*Problem description*: Please work out how many lines in the material contain "into" and give only that figure.

*Extracted data*:
########

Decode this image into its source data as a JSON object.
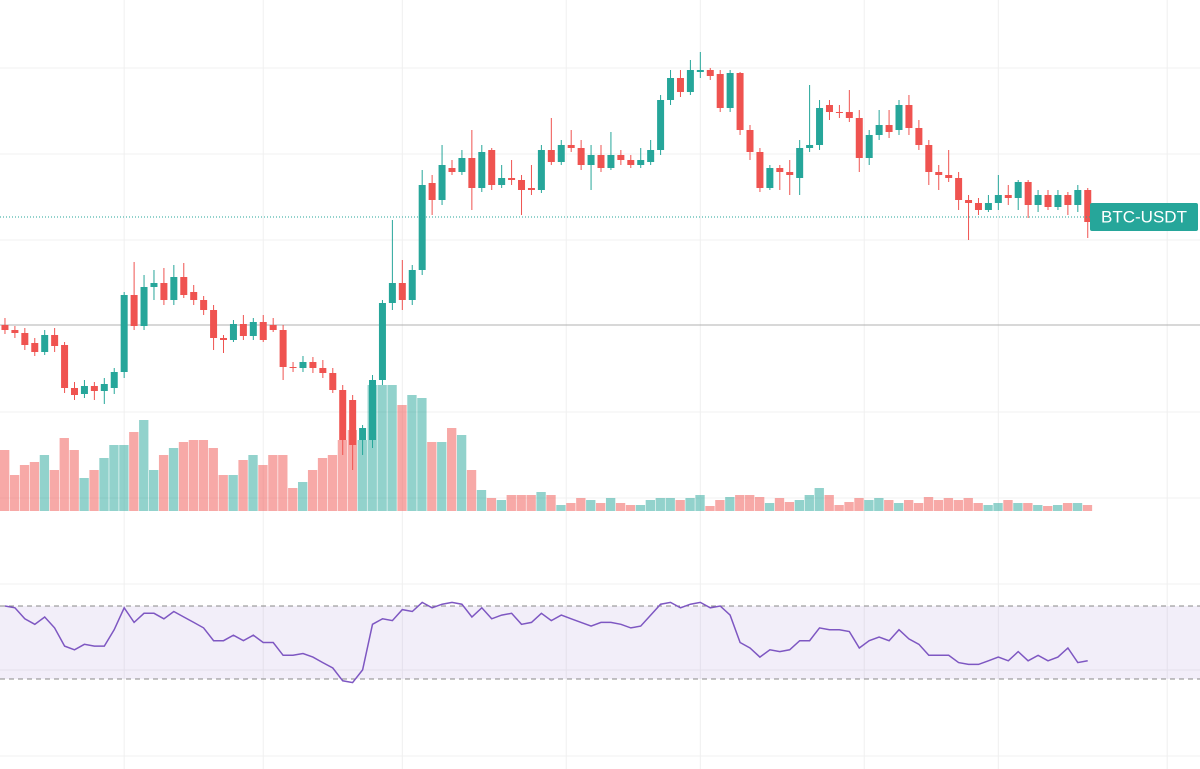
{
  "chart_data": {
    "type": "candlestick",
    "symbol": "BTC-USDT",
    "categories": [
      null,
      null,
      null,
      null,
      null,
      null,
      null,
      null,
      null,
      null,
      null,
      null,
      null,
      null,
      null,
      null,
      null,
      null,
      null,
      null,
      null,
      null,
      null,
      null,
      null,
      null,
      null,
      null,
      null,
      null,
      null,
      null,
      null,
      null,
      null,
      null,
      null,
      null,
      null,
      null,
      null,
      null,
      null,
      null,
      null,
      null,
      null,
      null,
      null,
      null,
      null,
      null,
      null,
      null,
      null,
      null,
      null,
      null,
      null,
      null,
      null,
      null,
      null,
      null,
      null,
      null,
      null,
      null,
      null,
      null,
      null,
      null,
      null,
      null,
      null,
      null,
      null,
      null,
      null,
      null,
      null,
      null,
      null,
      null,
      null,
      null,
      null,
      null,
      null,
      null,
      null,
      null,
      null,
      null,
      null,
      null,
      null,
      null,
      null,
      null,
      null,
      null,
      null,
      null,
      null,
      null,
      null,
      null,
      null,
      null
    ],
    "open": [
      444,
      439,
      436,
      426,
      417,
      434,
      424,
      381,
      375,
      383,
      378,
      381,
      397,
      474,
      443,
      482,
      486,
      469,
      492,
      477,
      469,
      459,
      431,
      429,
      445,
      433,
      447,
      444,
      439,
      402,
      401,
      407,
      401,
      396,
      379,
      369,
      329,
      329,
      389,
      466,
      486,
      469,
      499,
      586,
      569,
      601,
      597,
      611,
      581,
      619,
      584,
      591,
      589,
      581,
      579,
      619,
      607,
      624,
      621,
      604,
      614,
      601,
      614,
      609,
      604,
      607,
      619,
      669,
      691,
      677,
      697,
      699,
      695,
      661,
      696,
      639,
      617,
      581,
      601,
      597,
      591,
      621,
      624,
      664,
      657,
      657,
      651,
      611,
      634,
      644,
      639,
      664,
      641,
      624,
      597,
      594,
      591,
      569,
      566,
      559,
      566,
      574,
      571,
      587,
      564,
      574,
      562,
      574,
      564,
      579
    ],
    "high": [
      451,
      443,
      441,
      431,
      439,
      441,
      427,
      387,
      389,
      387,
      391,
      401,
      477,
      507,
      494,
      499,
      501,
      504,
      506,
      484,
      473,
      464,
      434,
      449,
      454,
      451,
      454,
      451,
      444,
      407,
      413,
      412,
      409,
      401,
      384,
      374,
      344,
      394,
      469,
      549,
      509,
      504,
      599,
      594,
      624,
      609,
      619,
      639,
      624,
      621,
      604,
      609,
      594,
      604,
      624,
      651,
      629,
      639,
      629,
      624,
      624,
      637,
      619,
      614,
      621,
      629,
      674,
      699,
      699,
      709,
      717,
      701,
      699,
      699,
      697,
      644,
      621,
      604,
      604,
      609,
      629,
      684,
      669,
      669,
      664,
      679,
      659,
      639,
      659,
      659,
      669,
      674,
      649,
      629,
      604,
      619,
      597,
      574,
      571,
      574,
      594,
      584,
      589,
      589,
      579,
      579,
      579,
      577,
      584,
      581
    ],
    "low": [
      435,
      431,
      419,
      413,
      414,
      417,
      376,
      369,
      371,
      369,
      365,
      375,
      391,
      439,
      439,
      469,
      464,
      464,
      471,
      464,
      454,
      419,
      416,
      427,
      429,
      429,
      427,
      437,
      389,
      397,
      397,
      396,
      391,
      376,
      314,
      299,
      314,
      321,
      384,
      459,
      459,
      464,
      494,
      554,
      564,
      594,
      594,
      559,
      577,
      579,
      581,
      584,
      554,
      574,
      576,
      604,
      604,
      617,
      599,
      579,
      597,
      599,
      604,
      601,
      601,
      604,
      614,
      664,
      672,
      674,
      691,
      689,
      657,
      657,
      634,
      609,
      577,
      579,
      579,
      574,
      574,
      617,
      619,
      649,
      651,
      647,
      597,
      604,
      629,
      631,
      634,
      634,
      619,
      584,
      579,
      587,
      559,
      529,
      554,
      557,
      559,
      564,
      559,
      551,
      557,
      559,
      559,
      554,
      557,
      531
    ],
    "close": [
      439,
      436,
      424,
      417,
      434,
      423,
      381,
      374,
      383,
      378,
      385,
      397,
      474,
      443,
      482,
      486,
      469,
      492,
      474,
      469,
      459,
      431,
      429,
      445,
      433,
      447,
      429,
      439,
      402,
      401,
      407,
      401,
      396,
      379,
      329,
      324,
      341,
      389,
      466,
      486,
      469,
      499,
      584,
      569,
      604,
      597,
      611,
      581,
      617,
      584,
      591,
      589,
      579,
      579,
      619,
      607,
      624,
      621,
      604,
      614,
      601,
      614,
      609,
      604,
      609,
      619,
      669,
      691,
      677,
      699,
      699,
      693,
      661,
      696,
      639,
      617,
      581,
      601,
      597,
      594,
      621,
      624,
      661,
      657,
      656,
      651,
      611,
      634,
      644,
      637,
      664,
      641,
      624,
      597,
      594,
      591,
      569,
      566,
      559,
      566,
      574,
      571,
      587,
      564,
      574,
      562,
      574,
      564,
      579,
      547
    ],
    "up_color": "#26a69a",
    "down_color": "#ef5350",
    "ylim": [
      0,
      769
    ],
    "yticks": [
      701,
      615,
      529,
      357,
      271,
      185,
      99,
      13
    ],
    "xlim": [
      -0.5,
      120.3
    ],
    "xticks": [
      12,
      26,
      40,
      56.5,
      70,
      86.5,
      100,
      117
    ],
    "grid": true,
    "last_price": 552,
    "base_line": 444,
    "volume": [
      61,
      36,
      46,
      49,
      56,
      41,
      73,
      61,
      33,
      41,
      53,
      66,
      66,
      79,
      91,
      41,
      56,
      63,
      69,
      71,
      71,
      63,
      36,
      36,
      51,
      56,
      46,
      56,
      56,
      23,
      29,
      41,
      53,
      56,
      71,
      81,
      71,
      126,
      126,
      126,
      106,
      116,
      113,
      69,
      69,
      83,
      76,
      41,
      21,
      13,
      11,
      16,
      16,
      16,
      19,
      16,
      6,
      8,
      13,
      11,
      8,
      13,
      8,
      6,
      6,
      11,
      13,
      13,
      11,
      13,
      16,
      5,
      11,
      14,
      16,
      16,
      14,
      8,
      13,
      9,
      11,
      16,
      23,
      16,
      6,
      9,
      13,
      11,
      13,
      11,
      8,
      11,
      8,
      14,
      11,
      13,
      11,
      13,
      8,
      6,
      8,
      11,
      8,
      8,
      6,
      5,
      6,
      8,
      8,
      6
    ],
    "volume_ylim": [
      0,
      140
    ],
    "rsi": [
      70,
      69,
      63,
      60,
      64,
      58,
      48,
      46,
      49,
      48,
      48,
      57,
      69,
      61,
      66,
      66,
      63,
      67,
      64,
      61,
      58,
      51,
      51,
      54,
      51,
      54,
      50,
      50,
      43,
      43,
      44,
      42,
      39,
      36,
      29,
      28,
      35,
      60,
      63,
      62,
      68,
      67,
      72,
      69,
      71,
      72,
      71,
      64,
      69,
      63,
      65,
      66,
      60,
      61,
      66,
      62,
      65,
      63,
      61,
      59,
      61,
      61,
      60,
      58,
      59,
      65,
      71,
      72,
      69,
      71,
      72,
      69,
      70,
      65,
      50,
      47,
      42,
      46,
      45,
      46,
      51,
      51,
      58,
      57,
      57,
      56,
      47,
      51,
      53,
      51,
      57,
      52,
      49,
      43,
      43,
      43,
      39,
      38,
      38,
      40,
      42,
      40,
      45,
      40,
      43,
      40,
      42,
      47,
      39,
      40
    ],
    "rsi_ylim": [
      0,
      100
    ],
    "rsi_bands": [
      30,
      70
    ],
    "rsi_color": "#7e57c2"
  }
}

########

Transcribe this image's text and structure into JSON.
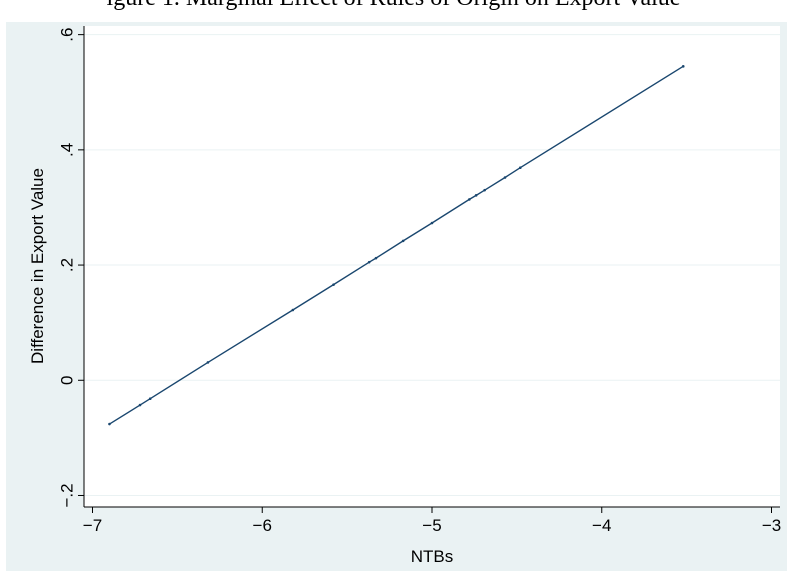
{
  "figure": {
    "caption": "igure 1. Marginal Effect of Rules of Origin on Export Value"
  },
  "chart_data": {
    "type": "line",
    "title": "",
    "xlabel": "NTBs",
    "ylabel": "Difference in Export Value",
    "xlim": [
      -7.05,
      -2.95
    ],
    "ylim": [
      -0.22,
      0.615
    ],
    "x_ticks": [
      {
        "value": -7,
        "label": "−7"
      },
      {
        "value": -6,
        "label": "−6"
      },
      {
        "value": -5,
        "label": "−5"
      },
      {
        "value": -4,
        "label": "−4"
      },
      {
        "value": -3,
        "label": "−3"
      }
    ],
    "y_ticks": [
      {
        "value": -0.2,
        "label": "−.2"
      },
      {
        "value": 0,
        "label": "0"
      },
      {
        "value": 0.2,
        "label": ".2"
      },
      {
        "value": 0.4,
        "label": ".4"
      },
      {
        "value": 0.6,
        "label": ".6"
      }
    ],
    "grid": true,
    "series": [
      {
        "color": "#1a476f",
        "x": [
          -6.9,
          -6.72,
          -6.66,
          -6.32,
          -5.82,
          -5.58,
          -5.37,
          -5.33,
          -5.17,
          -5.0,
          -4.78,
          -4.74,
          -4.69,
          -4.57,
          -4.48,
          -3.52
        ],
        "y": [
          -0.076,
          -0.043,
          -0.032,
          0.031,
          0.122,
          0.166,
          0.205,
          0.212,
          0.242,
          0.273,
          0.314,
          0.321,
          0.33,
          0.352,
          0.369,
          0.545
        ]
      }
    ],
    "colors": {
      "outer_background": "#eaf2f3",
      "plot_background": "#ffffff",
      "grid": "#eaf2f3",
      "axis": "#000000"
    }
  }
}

########

*Exercise result*: 2